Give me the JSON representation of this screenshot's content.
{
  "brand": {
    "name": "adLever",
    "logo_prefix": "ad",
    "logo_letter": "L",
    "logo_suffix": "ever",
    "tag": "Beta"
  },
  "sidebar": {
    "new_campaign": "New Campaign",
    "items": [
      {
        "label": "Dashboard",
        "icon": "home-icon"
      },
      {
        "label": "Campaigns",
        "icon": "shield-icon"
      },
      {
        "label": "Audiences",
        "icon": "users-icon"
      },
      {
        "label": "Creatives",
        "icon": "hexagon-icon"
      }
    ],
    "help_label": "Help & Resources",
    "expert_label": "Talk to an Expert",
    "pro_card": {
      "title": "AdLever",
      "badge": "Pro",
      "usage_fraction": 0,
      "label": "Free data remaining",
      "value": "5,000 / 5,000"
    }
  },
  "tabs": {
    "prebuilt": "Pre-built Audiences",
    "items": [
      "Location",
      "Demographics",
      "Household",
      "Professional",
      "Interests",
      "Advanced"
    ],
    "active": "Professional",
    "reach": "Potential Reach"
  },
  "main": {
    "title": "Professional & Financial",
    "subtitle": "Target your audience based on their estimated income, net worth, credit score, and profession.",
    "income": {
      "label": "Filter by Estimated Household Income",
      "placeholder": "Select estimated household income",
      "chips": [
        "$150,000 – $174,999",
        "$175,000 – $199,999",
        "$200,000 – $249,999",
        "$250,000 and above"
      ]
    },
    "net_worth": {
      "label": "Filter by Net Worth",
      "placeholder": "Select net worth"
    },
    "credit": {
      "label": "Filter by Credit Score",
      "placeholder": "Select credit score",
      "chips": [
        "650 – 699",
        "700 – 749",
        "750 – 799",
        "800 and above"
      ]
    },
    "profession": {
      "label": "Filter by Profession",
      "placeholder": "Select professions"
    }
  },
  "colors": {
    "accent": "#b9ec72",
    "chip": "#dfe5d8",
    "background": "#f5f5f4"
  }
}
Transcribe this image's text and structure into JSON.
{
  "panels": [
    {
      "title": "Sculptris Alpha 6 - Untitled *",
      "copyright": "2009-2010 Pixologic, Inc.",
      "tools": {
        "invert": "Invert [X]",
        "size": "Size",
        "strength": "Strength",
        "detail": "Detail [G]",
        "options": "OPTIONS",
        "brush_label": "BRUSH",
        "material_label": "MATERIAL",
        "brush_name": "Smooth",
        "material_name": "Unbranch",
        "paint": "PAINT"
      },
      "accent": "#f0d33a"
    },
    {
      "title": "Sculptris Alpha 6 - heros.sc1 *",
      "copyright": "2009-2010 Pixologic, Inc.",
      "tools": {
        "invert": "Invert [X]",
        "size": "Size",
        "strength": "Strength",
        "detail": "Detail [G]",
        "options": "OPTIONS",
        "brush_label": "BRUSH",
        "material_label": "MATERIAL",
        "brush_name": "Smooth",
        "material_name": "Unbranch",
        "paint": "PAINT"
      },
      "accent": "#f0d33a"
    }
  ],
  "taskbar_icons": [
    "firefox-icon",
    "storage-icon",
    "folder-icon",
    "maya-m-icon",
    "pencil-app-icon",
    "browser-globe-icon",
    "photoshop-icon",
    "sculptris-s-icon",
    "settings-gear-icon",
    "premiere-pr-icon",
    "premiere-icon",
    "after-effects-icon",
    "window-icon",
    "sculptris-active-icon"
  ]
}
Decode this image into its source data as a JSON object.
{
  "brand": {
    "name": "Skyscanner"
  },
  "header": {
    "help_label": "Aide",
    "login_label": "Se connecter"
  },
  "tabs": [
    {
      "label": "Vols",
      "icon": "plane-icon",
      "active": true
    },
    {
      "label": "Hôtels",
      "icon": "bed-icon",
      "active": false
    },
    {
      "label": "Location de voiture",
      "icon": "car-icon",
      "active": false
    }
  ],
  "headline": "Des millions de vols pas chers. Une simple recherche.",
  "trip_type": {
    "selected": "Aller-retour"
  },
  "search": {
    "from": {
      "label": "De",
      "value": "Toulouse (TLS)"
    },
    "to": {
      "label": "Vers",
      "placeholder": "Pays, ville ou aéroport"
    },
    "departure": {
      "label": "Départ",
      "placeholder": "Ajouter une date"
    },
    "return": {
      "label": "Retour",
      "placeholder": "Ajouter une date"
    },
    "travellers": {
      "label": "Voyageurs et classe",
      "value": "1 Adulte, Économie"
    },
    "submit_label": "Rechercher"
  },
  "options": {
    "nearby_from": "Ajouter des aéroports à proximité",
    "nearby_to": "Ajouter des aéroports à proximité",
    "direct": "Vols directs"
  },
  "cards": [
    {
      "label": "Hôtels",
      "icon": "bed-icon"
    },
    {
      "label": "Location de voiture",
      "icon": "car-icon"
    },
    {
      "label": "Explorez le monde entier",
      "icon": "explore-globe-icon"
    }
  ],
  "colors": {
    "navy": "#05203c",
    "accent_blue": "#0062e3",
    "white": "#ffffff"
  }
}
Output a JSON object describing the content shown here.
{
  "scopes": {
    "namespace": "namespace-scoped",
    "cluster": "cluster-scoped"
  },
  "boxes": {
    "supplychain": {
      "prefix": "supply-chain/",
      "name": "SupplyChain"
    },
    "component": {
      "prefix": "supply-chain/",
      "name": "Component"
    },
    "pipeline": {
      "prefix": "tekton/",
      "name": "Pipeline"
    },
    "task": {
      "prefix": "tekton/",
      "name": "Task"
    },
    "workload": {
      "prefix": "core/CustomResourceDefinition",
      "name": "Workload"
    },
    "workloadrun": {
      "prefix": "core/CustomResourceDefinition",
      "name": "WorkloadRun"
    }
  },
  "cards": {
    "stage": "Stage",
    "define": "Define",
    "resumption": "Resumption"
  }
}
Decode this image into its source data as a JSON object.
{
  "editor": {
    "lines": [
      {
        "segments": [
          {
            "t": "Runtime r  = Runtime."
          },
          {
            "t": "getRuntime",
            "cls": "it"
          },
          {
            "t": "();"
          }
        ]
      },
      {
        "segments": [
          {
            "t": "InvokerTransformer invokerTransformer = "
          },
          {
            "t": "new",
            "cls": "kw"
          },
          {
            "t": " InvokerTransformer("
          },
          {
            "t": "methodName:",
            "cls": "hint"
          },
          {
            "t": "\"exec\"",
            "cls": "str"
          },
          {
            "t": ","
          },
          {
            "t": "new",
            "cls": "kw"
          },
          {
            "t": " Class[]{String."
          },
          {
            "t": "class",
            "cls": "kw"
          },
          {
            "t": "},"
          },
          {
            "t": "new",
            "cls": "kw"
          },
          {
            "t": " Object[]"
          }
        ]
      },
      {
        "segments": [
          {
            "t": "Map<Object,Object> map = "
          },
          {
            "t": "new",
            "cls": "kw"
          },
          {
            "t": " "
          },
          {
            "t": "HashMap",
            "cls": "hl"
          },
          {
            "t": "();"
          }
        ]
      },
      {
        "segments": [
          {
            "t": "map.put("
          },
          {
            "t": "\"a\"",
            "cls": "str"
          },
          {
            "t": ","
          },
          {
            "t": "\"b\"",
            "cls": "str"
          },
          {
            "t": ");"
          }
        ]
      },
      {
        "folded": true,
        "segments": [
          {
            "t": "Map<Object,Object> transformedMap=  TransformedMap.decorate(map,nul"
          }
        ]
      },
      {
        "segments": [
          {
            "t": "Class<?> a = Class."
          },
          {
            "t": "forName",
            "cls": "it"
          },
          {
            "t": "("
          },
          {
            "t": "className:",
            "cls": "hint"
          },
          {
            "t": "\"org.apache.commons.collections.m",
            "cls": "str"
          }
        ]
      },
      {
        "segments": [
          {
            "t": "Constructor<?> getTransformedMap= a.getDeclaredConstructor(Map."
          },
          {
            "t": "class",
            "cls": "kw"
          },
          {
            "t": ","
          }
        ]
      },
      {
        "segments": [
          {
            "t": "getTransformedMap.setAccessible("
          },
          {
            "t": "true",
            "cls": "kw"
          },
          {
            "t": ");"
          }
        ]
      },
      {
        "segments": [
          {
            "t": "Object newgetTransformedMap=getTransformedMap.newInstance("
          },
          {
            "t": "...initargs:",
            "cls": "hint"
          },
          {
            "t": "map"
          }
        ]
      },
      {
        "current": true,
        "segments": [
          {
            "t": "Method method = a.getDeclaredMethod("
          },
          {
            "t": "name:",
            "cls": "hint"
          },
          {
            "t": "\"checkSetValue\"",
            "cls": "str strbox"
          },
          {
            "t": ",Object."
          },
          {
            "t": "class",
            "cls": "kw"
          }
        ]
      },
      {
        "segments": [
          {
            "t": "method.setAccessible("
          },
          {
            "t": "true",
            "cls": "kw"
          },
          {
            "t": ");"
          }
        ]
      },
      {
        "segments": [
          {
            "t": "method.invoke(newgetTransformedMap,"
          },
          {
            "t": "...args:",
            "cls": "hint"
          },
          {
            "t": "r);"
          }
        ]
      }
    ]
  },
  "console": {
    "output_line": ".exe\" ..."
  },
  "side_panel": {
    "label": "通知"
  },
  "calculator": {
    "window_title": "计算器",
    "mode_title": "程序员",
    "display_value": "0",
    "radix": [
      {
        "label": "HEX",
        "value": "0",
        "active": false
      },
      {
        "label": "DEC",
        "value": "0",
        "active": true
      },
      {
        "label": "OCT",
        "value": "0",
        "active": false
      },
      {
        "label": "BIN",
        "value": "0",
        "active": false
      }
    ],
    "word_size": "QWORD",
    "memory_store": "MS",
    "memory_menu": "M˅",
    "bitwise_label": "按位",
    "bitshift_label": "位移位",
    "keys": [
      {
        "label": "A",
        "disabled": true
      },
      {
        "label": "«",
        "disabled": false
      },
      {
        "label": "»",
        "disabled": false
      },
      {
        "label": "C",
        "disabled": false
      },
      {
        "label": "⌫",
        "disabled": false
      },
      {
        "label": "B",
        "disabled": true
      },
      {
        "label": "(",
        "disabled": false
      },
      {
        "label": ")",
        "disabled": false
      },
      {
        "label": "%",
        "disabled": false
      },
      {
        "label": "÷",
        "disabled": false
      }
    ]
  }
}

##########

Exercise prompt: Select the lines in this material that hold the word "scoped", leaving none out.

Task result:
    "namespace": "namespace-scoped",
    "cluster": "cluster-scoped"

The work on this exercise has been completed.